Dataset rows:
________________________________________

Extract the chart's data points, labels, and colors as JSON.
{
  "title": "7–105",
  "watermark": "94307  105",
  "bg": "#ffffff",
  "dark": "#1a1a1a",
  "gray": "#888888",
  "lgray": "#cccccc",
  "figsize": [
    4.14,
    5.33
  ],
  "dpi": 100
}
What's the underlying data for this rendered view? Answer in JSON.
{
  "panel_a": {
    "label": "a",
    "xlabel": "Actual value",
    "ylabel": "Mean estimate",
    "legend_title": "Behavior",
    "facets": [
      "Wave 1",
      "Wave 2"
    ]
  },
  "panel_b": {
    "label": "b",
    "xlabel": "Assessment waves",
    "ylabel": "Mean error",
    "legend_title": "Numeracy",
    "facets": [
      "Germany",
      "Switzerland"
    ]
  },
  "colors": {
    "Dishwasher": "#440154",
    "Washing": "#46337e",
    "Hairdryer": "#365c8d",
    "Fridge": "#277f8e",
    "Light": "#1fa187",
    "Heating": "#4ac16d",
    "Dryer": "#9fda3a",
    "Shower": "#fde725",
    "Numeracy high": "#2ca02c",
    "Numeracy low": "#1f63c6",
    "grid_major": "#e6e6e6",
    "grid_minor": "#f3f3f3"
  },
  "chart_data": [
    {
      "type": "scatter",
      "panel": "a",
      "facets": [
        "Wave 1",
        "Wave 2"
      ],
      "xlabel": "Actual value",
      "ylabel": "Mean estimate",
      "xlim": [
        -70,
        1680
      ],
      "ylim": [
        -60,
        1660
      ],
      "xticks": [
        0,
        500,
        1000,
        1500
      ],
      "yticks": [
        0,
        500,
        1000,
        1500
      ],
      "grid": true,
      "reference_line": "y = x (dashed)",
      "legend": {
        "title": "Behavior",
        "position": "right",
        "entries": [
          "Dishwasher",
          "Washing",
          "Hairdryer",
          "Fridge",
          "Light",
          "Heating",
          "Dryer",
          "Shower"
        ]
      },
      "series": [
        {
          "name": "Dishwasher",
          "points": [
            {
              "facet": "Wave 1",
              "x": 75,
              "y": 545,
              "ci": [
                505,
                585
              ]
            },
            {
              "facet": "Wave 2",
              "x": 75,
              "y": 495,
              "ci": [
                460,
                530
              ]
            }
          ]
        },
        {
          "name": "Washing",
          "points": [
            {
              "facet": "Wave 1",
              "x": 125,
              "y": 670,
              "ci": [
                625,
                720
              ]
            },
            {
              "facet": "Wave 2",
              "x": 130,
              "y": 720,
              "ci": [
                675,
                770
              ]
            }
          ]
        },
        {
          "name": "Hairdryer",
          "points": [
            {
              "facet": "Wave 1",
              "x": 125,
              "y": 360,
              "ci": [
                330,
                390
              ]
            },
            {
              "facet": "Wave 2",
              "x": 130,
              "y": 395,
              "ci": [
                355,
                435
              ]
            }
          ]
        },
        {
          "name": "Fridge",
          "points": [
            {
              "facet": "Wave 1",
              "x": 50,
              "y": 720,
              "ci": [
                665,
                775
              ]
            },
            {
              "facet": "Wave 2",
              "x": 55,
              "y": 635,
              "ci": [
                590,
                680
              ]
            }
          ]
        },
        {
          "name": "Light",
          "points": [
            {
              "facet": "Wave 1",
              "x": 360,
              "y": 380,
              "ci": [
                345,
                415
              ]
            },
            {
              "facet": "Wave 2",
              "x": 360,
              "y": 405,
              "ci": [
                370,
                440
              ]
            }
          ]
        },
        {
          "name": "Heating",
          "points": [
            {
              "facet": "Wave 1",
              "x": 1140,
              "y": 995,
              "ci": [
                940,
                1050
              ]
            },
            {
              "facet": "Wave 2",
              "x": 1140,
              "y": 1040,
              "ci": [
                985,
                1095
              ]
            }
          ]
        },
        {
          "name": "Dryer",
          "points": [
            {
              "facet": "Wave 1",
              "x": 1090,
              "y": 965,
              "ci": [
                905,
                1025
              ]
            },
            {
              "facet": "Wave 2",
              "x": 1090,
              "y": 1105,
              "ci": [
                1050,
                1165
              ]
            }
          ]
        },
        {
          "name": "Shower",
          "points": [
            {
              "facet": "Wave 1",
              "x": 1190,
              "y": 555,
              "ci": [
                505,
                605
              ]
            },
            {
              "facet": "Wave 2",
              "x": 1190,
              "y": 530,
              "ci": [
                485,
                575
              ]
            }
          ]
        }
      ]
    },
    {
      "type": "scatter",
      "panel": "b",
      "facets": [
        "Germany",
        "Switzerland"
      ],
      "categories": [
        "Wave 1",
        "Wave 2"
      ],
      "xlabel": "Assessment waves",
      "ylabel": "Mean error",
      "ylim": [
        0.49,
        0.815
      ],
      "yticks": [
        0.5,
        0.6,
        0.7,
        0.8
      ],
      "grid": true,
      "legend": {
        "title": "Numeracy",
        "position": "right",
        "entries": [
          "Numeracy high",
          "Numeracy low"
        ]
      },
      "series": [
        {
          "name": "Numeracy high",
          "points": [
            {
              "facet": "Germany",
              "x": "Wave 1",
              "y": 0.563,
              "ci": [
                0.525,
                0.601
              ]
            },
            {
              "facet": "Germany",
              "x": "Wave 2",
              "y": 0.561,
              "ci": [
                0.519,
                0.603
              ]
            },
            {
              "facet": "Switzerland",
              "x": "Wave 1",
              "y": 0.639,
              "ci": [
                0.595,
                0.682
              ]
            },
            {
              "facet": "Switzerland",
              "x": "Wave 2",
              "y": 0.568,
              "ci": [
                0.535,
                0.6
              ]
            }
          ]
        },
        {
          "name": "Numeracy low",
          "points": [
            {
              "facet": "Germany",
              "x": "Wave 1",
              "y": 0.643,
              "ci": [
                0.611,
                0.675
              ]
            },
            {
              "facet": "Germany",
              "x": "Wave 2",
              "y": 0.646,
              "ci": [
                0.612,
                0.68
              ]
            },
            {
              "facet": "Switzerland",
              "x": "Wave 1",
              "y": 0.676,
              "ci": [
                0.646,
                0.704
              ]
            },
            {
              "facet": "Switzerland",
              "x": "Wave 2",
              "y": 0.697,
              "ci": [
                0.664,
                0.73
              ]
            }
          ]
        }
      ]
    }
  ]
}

________________________________________

• Exercise: Output the full listing without altering anything.

• Answer:
Extract the chart's data points, labels, and colors as JSON.
{
  "title": "7–105",
  "watermark": "94307  105",
  "bg": "#ffffff",
  "dark": "#1a1a1a",
  "gray": "#888888",
  "lgray": "#cccccc",
  "figsize": [
    4.14,
    5.33
  ],
  "dpi": 100
}
What's the underlying data for this rendered view? Answer in JSON.
{
  "panel_a": {
    "label": "a",
    "xlabel": "Actual value",
    "ylabel": "Mean estimate",
    "legend_title": "Behavior",
    "facets": [
      "Wave 1",
      "Wave 2"
    ]
  },
  "panel_b": {
    "label": "b",
    "xlabel": "Assessment waves",
    "ylabel": "Mean error",
    "legend_title": "Numeracy",
    "facets": [
      "Germany",
      "Switzerland"
    ]
  },
  "colors": {
    "Dishwasher": "#440154",
    "Washing": "#46337e",
    "Hairdryer": "#365c8d",
    "Fridge": "#277f8e",
    "Light": "#1fa187",
    "Heating": "#4ac16d",
    "Dryer": "#9fda3a",
    "Shower": "#fde725",
    "Numeracy high": "#2ca02c",
    "Numeracy low": "#1f63c6",
    "grid_major": "#e6e6e6",
    "grid_minor": "#f3f3f3"
  },
  "chart_data": [
    {
      "type": "scatter",
      "panel": "a",
      "facets": [
        "Wave 1",
        "Wave 2"
      ],
      "xlabel": "Actual value",
      "ylabel": "Mean estimate",
      "xlim": [
        -70,
        1680
      ],
      "ylim": [
        -60,
        1660
      ],
      "xticks": [
        0,
        500,
        1000,
        1500
      ],
      "yticks": [
        0,
        500,
        1000,
        1500
      ],
      "grid": true,
      "reference_line": "y = x (dashed)",
      "legend": {
        "title": "Behavior",
        "position": "right",
        "entries": [
          "Dishwasher",
          "Washing",
          "Hairdryer",
          "Fridge",
          "Light",
          "Heating",
          "Dryer",
          "Shower"
        ]
      },
      "series": [
        {
          "name": "Dishwasher",
          "points": [
            {
              "facet": "Wave 1",
              "x": 75,
              "y": 545,
              "ci": [
                505,
                585
              ]
            },
            {
              "facet": "Wave 2",
              "x": 75,
              "y": 495,
              "ci": [
                460,
                530
              ]
            }
          ]
        },
        {
          "name": "Washing",
          "points": [
            {
              "facet": "Wave 1",
              "x": 125,
              "y": 670,
              "ci": [
                625,
                720
              ]
            },
            {
              "facet": "Wave 2",
              "x": 130,
              "y": 720,
              "ci": [
                675,
                770
              ]
            }
          ]
        },
        {
          "name": "Hairdryer",
          "points": [
            {
              "facet": "Wave 1",
              "x": 125,
              "y": 360,
              "ci": [
                330,
                390
              ]
            },
            {
              "facet": "Wave 2",
              "x": 130,
              "y": 395,
              "ci": [
                355,
                435
              ]
            }
          ]
        },
        {
          "name": "Fridge",
          "points": [
            {
              "facet": "Wave 1",
              "x": 50,
              "y": 720,
              "ci": [
                665,
                775
              ]
            },
            {
              "facet": "Wave 2",
              "x": 55,
              "y": 635,
              "ci": [
                590,
                680
              ]
            }
          ]
        },
        {
          "name": "Light",
          "points": [
            {
              "facet": "Wave 1",
              "x": 360,
              "y": 380,
              "ci": [
                345,
                415
              ]
            },
            {
              "facet": "Wave 2",
              "x": 360,
              "y": 405,
              "ci": [
                370,
                440
              ]
            }
          ]
        },
        {
          "name": "Heating",
          "points": [
            {
              "facet": "Wave 1",
              "x": 1140,
              "y": 995,
              "ci": [
                940,
                1050
              ]
            },
            {
              "facet": "Wave 2",
              "x": 1140,
              "y": 1040,
              "ci": [
                985,
                1095
              ]
            }
          ]
        },
        {
          "name": "Dryer",
          "points": [
            {
              "facet": "Wave 1",
              "x": 1090,
              "y": 965,
              "ci": [
                905,
                1025
              ]
            },
            {
              "facet": "Wave 2",
              "x": 1090,
              "y": 1105,
              "ci": [
                1050,
                1165
              ]
            }
          ]
        },
        {
          "name": "Shower",
          "points": [
            {
              "facet": "Wave 1",
              "x": 1190,
              "y": 555,
              "ci": [
                505,
                605
              ]
            },
            {
              "facet": "Wave 2",
              "x": 1190,
              "y": 530,
              "ci": [
                485,
                575
              ]
            }
          ]
        }
      ]
    },
    {
      "type": "scatter",
      "panel": "b",
      "facets": [
        "Germany",
        "Switzerland"
      ],
      "categories": [
        "Wave 1",
        "Wave 2"
      ],
      "xlabel": "Assessment waves",
      "ylabel": "Mean error",
      "ylim": [
        0.49,
        0.815
      ],
      "yticks": [
        0.5,
        0.6,
        0.7,
        0.8
      ],
      "grid": true,
      "legend": {
        "title": "Numeracy",
        "position": "right",
        "entries": [
          "Numeracy high",
          "Numeracy low"
        ]
      },
      "series": [
        {
          "name": "Numeracy high",
          "points": [
            {
              "facet": "Germany",
              "x": "Wave 1",
              "y": 0.563,
              "ci": [
                0.525,
                0.601
              ]
            },
            {
              "facet": "Germany",
              "x": "Wave 2",
              "y": 0.561,
              "ci": [
                0.519,
                0.603
              ]
            },
            {
              "facet": "Switzerland",
              "x": "Wave 1",
              "y": 0.639,
              "ci": [
                0.595,
                0.682
              ]
            },
            {
              "facet": "Switzerland",
              "x": "Wave 2",
              "y": 0.568,
              "ci": [
                0.535,
                0.6
              ]
            }
          ]
        },
        {
          "name": "Numeracy low",
          "points": [
            {
              "facet": "Germany",
              "x": "Wave 1",
              "y": 0.643,
              "ci": [
                0.611,
                0.675
              ]
            },
            {
              "facet": "Germany",
              "x": "Wave 2",
              "y": 0.646,
              "ci": [
                0.612,
                0.68
              ]
            },
            {
              "facet": "Switzerland",
              "x": "Wave 1",
              "y": 0.676,
              "ci": [
                0.646,
                0.704
              ]
            },
            {
              "facet": "Switzerland",
              "x": "Wave 2",
              "y": 0.697,
              "ci": [
                0.664,
                0.73
              ]
            }
          ]
        }
      ]
    }
  ]
}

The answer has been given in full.